--- Start Material provided ---

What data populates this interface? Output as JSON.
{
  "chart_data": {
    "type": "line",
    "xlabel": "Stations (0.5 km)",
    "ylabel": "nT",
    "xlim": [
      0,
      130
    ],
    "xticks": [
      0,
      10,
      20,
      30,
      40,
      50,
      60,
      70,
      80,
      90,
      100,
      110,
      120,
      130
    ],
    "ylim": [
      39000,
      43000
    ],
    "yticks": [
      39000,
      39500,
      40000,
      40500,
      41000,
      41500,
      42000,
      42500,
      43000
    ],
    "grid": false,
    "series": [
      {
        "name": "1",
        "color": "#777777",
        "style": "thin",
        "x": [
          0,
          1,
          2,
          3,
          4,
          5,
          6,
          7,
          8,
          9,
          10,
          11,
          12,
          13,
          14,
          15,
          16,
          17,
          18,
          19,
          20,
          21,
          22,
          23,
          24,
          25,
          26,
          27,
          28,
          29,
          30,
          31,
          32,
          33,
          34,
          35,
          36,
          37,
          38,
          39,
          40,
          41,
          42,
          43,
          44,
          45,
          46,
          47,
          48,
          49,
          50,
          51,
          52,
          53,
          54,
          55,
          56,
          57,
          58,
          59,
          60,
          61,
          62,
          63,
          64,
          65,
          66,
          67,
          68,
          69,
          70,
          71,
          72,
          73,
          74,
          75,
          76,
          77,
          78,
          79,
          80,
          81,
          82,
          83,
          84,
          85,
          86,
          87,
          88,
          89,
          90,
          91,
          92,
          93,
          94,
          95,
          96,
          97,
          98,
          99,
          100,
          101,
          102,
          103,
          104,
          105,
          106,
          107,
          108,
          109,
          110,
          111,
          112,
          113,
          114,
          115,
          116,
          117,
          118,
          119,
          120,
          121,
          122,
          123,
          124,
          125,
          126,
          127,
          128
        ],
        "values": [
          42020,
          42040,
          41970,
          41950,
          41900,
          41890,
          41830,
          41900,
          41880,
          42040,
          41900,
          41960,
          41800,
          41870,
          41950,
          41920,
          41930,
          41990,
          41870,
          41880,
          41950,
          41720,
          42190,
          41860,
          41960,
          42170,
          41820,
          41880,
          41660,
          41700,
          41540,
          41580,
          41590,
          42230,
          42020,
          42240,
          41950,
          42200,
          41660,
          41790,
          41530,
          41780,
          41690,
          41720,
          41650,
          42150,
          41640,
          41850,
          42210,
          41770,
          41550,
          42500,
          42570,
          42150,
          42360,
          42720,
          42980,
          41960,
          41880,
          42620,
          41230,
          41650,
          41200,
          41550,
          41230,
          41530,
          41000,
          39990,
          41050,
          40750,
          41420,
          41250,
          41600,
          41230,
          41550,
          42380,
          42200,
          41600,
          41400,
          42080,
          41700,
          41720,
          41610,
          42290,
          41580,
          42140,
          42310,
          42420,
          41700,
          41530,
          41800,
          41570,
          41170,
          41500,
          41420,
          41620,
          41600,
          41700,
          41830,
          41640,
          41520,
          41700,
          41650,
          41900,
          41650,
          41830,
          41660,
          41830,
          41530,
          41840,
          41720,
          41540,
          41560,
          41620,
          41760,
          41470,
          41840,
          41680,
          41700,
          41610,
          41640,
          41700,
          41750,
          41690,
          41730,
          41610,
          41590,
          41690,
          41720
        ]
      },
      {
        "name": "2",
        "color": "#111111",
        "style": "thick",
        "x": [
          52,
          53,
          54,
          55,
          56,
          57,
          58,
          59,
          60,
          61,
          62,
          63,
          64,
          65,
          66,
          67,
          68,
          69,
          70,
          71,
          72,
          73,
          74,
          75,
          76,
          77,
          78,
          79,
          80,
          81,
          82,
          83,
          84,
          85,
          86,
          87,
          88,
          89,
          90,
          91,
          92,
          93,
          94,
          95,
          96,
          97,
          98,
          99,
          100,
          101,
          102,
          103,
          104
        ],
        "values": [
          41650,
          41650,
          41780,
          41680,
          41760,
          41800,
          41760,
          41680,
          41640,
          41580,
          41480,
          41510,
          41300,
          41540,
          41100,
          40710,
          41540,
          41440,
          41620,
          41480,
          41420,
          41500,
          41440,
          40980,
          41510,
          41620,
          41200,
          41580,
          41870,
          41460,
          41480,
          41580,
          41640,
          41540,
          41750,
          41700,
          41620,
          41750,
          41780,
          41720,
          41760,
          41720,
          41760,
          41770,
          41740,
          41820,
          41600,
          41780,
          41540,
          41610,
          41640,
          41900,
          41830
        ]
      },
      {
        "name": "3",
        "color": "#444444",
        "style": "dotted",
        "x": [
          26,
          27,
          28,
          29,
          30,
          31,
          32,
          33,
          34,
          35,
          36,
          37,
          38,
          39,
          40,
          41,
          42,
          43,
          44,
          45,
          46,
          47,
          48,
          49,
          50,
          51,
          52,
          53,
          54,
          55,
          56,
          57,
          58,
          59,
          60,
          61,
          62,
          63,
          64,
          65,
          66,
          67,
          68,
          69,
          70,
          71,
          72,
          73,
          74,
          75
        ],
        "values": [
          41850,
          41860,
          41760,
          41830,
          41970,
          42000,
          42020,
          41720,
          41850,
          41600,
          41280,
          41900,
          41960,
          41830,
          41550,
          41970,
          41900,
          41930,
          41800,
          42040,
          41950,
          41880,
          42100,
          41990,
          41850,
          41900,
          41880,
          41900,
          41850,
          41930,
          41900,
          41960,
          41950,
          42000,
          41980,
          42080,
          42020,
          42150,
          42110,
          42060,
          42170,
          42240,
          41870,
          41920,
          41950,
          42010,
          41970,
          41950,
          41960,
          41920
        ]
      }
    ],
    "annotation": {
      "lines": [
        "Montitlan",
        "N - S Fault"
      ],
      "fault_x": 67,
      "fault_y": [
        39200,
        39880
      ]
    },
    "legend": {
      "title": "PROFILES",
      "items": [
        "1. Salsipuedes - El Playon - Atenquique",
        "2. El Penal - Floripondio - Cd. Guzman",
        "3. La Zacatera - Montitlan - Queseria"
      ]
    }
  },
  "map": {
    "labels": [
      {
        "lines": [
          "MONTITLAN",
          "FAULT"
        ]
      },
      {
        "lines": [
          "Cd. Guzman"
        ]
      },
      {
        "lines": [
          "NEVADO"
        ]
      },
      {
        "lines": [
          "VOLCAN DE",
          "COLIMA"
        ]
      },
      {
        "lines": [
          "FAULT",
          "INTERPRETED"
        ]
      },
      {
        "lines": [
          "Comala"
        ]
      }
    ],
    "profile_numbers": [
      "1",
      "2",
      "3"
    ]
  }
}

--- End Material provided ---

Exercise: Repeat the data above, word for word.

Finished task:
What data populates this interface? Output as JSON.
{
  "chart_data": {
    "type": "line",
    "xlabel": "Stations (0.5 km)",
    "ylabel": "nT",
    "xlim": [
      0,
      130
    ],
    "xticks": [
      0,
      10,
      20,
      30,
      40,
      50,
      60,
      70,
      80,
      90,
      100,
      110,
      120,
      130
    ],
    "ylim": [
      39000,
      43000
    ],
    "yticks": [
      39000,
      39500,
      40000,
      40500,
      41000,
      41500,
      42000,
      42500,
      43000
    ],
    "grid": false,
    "series": [
      {
        "name": "1",
        "color": "#777777",
        "style": "thin",
        "x": [
          0,
          1,
          2,
          3,
          4,
          5,
          6,
          7,
          8,
          9,
          10,
          11,
          12,
          13,
          14,
          15,
          16,
          17,
          18,
          19,
          20,
          21,
          22,
          23,
          24,
          25,
          26,
          27,
          28,
          29,
          30,
          31,
          32,
          33,
          34,
          35,
          36,
          37,
          38,
          39,
          40,
          41,
          42,
          43,
          44,
          45,
          46,
          47,
          48,
          49,
          50,
          51,
          52,
          53,
          54,
          55,
          56,
          57,
          58,
          59,
          60,
          61,
          62,
          63,
          64,
          65,
          66,
          67,
          68,
          69,
          70,
          71,
          72,
          73,
          74,
          75,
          76,
          77,
          78,
          79,
          80,
          81,
          82,
          83,
          84,
          85,
          86,
          87,
          88,
          89,
          90,
          91,
          92,
          93,
          94,
          95,
          96,
          97,
          98,
          99,
          100,
          101,
          102,
          103,
          104,
          105,
          106,
          107,
          108,
          109,
          110,
          111,
          112,
          113,
          114,
          115,
          116,
          117,
          118,
          119,
          120,
          121,
          122,
          123,
          124,
          125,
          126,
          127,
          128
        ],
        "values": [
          42020,
          42040,
          41970,
          41950,
          41900,
          41890,
          41830,
          41900,
          41880,
          42040,
          41900,
          41960,
          41800,
          41870,
          41950,
          41920,
          41930,
          41990,
          41870,
          41880,
          41950,
          41720,
          42190,
          41860,
          41960,
          42170,
          41820,
          41880,
          41660,
          41700,
          41540,
          41580,
          41590,
          42230,
          42020,
          42240,
          41950,
          42200,
          41660,
          41790,
          41530,
          41780,
          41690,
          41720,
          41650,
          42150,
          41640,
          41850,
          42210,
          41770,
          41550,
          42500,
          42570,
          42150,
          42360,
          42720,
          42980,
          41960,
          41880,
          42620,
          41230,
          41650,
          41200,
          41550,
          41230,
          41530,
          41000,
          39990,
          41050,
          40750,
          41420,
          41250,
          41600,
          41230,
          41550,
          42380,
          42200,
          41600,
          41400,
          42080,
          41700,
          41720,
          41610,
          42290,
          41580,
          42140,
          42310,
          42420,
          41700,
          41530,
          41800,
          41570,
          41170,
          41500,
          41420,
          41620,
          41600,
          41700,
          41830,
          41640,
          41520,
          41700,
          41650,
          41900,
          41650,
          41830,
          41660,
          41830,
          41530,
          41840,
          41720,
          41540,
          41560,
          41620,
          41760,
          41470,
          41840,
          41680,
          41700,
          41610,
          41640,
          41700,
          41750,
          41690,
          41730,
          41610,
          41590,
          41690,
          41720
        ]
      },
      {
        "name": "2",
        "color": "#111111",
        "style": "thick",
        "x": [
          52,
          53,
          54,
          55,
          56,
          57,
          58,
          59,
          60,
          61,
          62,
          63,
          64,
          65,
          66,
          67,
          68,
          69,
          70,
          71,
          72,
          73,
          74,
          75,
          76,
          77,
          78,
          79,
          80,
          81,
          82,
          83,
          84,
          85,
          86,
          87,
          88,
          89,
          90,
          91,
          92,
          93,
          94,
          95,
          96,
          97,
          98,
          99,
          100,
          101,
          102,
          103,
          104
        ],
        "values": [
          41650,
          41650,
          41780,
          41680,
          41760,
          41800,
          41760,
          41680,
          41640,
          41580,
          41480,
          41510,
          41300,
          41540,
          41100,
          40710,
          41540,
          41440,
          41620,
          41480,
          41420,
          41500,
          41440,
          40980,
          41510,
          41620,
          41200,
          41580,
          41870,
          41460,
          41480,
          41580,
          41640,
          41540,
          41750,
          41700,
          41620,
          41750,
          41780,
          41720,
          41760,
          41720,
          41760,
          41770,
          41740,
          41820,
          41600,
          41780,
          41540,
          41610,
          41640,
          41900,
          41830
        ]
      },
      {
        "name": "3",
        "color": "#444444",
        "style": "dotted",
        "x": [
          26,
          27,
          28,
          29,
          30,
          31,
          32,
          33,
          34,
          35,
          36,
          37,
          38,
          39,
          40,
          41,
          42,
          43,
          44,
          45,
          46,
          47,
          48,
          49,
          50,
          51,
          52,
          53,
          54,
          55,
          56,
          57,
          58,
          59,
          60,
          61,
          62,
          63,
          64,
          65,
          66,
          67,
          68,
          69,
          70,
          71,
          72,
          73,
          74,
          75
        ],
        "values": [
          41850,
          41860,
          41760,
          41830,
          41970,
          42000,
          42020,
          41720,
          41850,
          41600,
          41280,
          41900,
          41960,
          41830,
          41550,
          41970,
          41900,
          41930,
          41800,
          42040,
          41950,
          41880,
          42100,
          41990,
          41850,
          41900,
          41880,
          41900,
          41850,
          41930,
          41900,
          41960,
          41950,
          42000,
          41980,
          42080,
          42020,
          42150,
          42110,
          42060,
          42170,
          42240,
          41870,
          41920,
          41950,
          42010,
          41970,
          41950,
          41960,
          41920
        ]
      }
    ],
    "annotation": {
      "lines": [
        "Montitlan",
        "N - S Fault"
      ],
      "fault_x": 67,
      "fault_y": [
        39200,
        39880
      ]
    },
    "legend": {
      "title": "PROFILES",
      "items": [
        "1. Salsipuedes - El Playon - Atenquique",
        "2. El Penal - Floripondio - Cd. Guzman",
        "3. La Zacatera - Montitlan - Queseria"
      ]
    }
  },
  "map": {
    "labels": [
      {
        "lines": [
          "MONTITLAN",
          "FAULT"
        ]
      },
      {
        "lines": [
          "Cd. Guzman"
        ]
      },
      {
        "lines": [
          "NEVADO"
        ]
      },
      {
        "lines": [
          "VOLCAN DE",
          "COLIMA"
        ]
      },
      {
        "lines": [
          "FAULT",
          "INTERPRETED"
        ]
      },
      {
        "lines": [
          "Comala"
        ]
      }
    ],
    "profile_numbers": [
      "1",
      "2",
      "3"
    ]
  }
}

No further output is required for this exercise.